- [Extrait fourni]
********************

Patrice  (Pat) Talon est un Porto-Novien par alliance, son épouse  est Porto-Novienne, et Patrice a un amour spécial pour Porto-Novo ou il a construit une très belle maison dans le quartier  Djrado les Palmiers de Ouando dans le Cinquième arrondissement de Porto-Novo.

Sébastien Germain Ajavon est un Porto-Novien. Il a grandi à Porto-Novo où sa maman a été une grande femme d’affaires dans le secteur de la poissonnerie et des volailles au grand marché de Porto-Novo. Quand il parle  goun, c’est un grand art, c’est de la haute rhétorique, et c’est un trait particulier du Porto-Novien : se battre avec l’arme de la parole, Porto la Bouche.

Voilà donc quatre fils de Porto-Novo qui n’ont évidemment pas attiré la même foule, soulevé la même fureur et déclenché la même ferveur dans Porto-Novo. Pourquoi ?

********************

- [Données enregistrées]

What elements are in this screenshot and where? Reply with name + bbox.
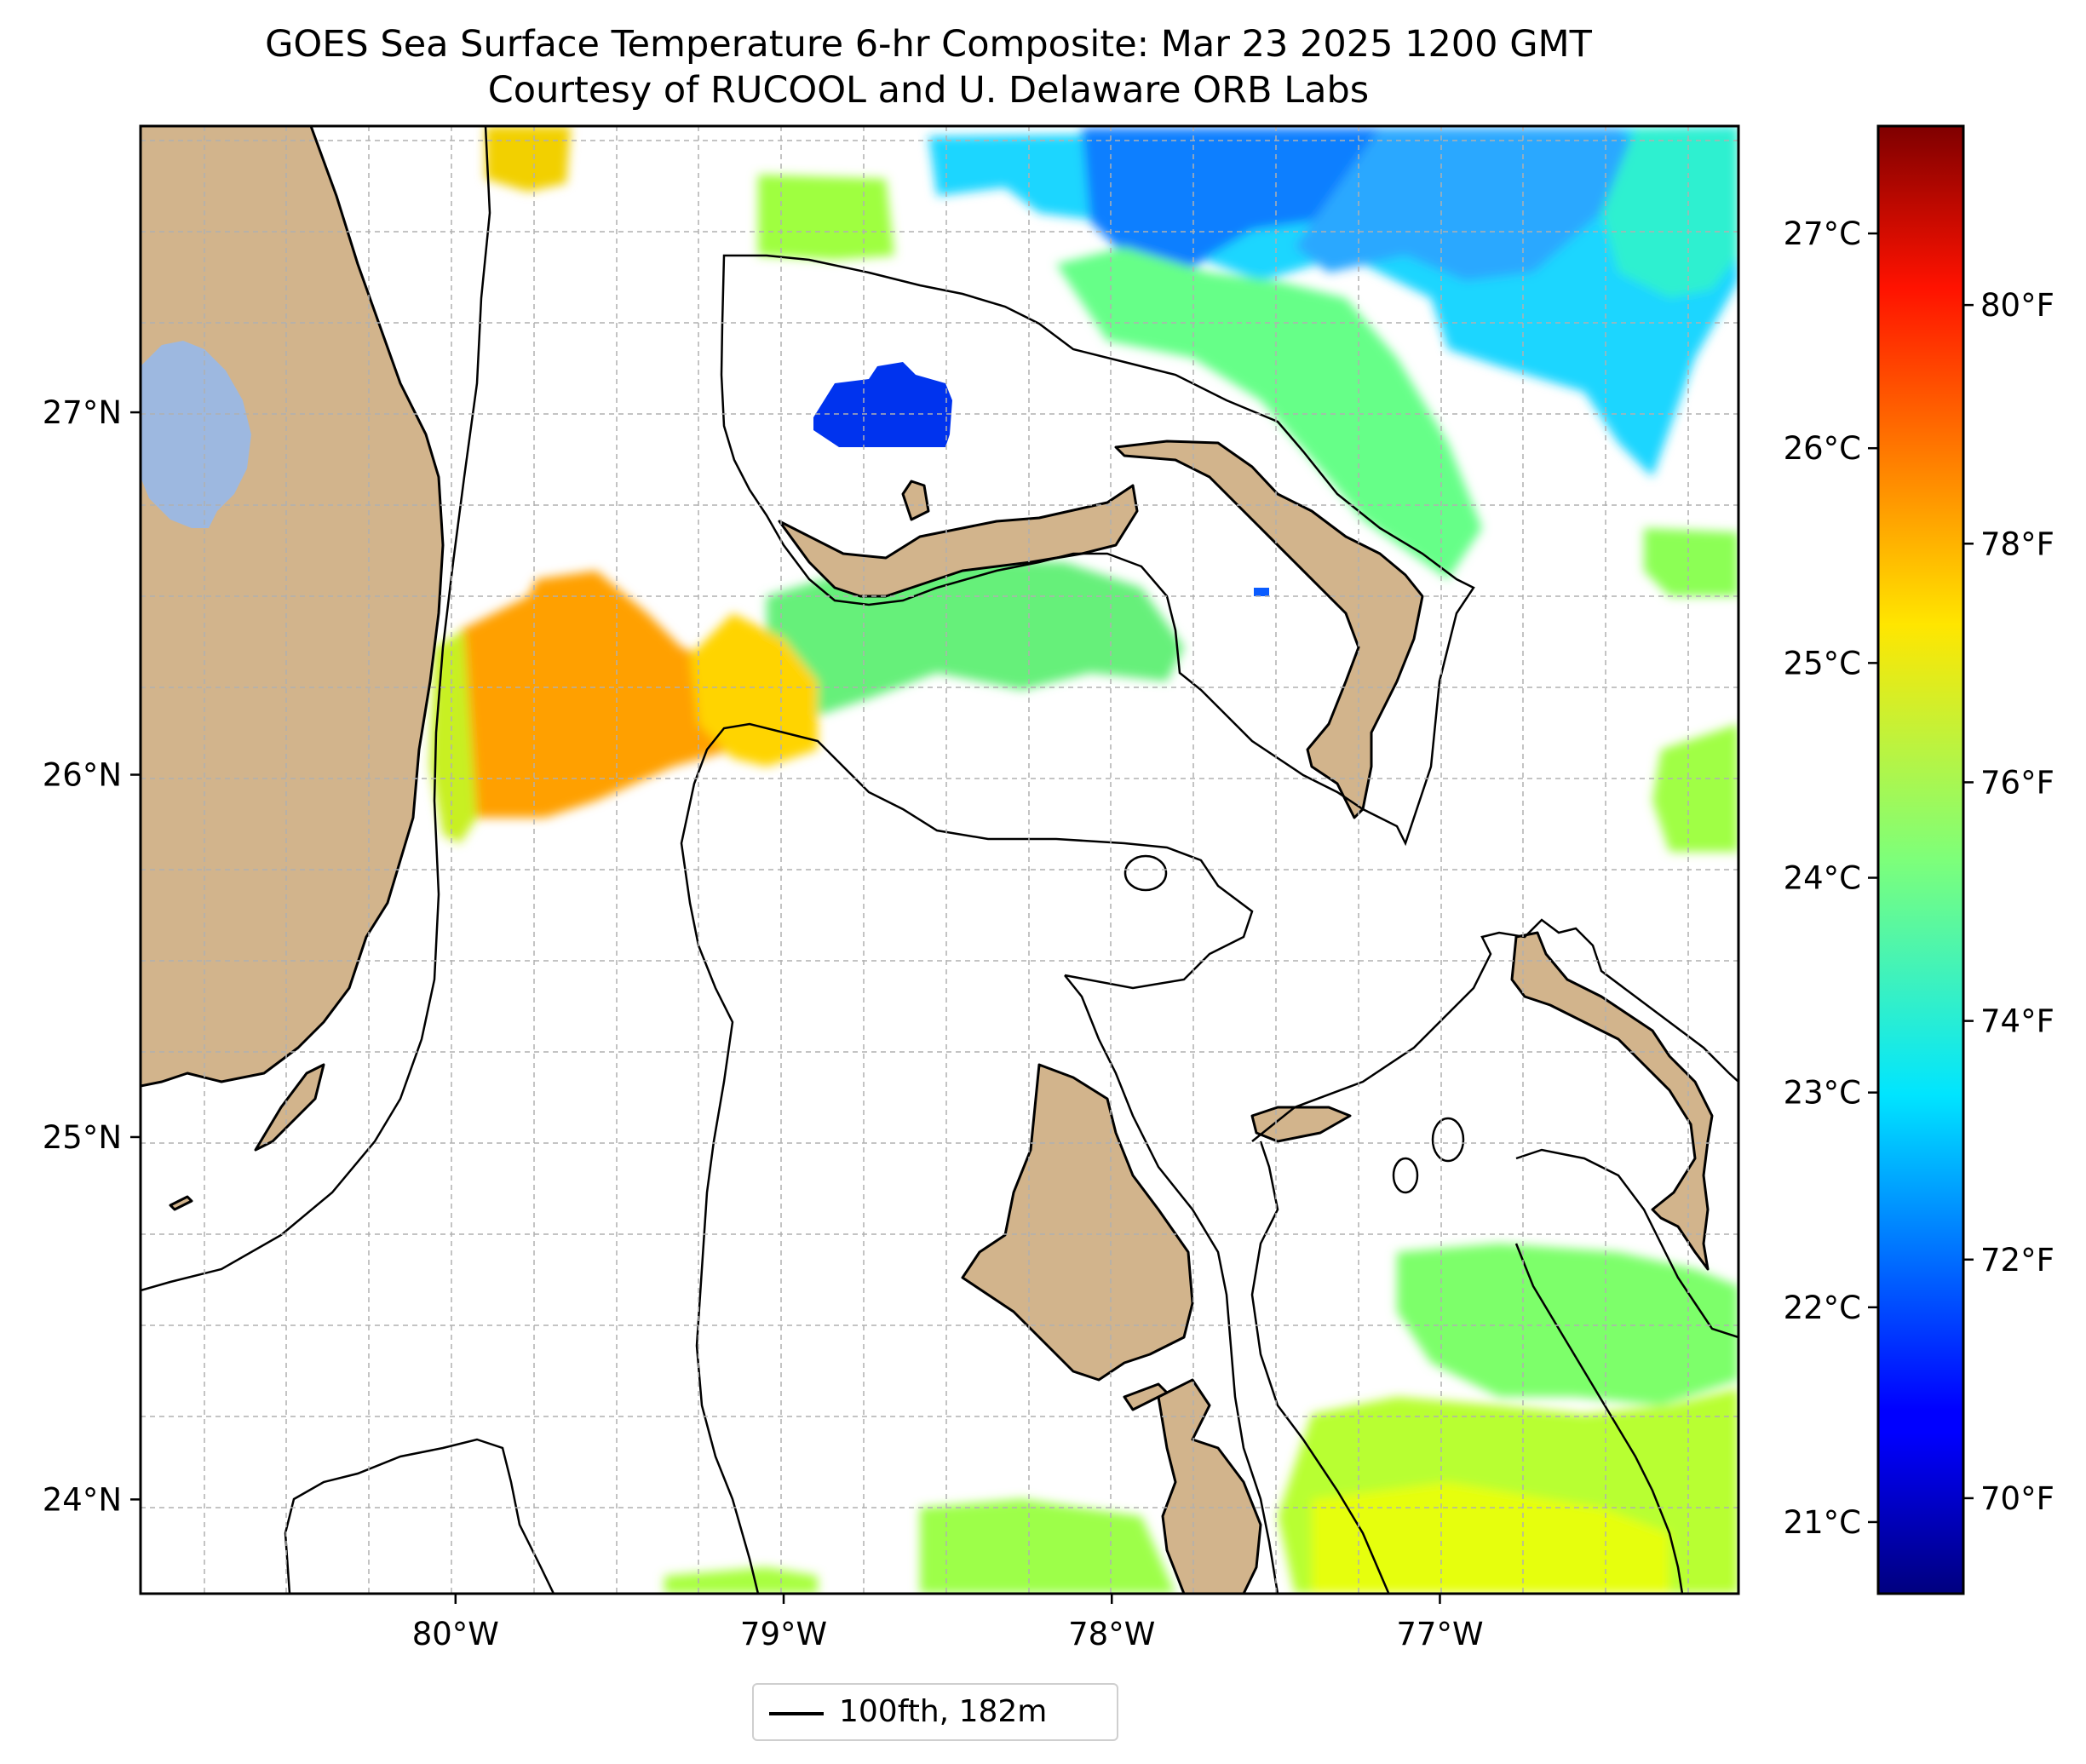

********************

- [Tâches à réaliser]
#1 D'après l'extrait sur Porto-Novo, dans quel quartier Patrice Talon a-t-il construit une maison ?
#2 Recopiez le passage de l'extrait sur Porto-Novo qui va de « Patrice  (Pat) Talon » jusqu'à « Porto-Novo. Pourquoi ? » inclus.
Ces données forment un matériel distinct de l'extrait sur Porto-Novo.

- [Réponses attendues]
#1 Dans le quartier Djrado les Palmiers de Ouando, dans le Cinquième arrondissement de Porto-Novo.

#2
Patrice  (Pat) Talon est un Porto-Novien par alliance, son épouse  est Porto-Novienne, et Patrice a un amour spécial pour Porto-Novo ou il a construit une très belle maison dans le quartier  Djrado les Palmiers de Ouando dans le Cinquième arrondissement de Porto-Novo.

Sébastien Germain Ajavon est un Porto-Novien. Il a grandi à Porto-Novo où sa maman a été une grande femme d’affaires dans le secteur de la poissonnerie et des volailles au grand marché de Porto-Novo. Quand il parle  goun, c’est un grand art, c’est de la haute rhétorique, et c’est un trait particulier du Porto-Novien : se battre avec l’arme de la parole, Porto la Bouche.

Voilà donc quatre fils de Porto-Novo qui n’ont évidemment pas attiré la même foule, soulevé la même fureur et déclenché la même ferveur dans Porto-Novo. Pourquoi ?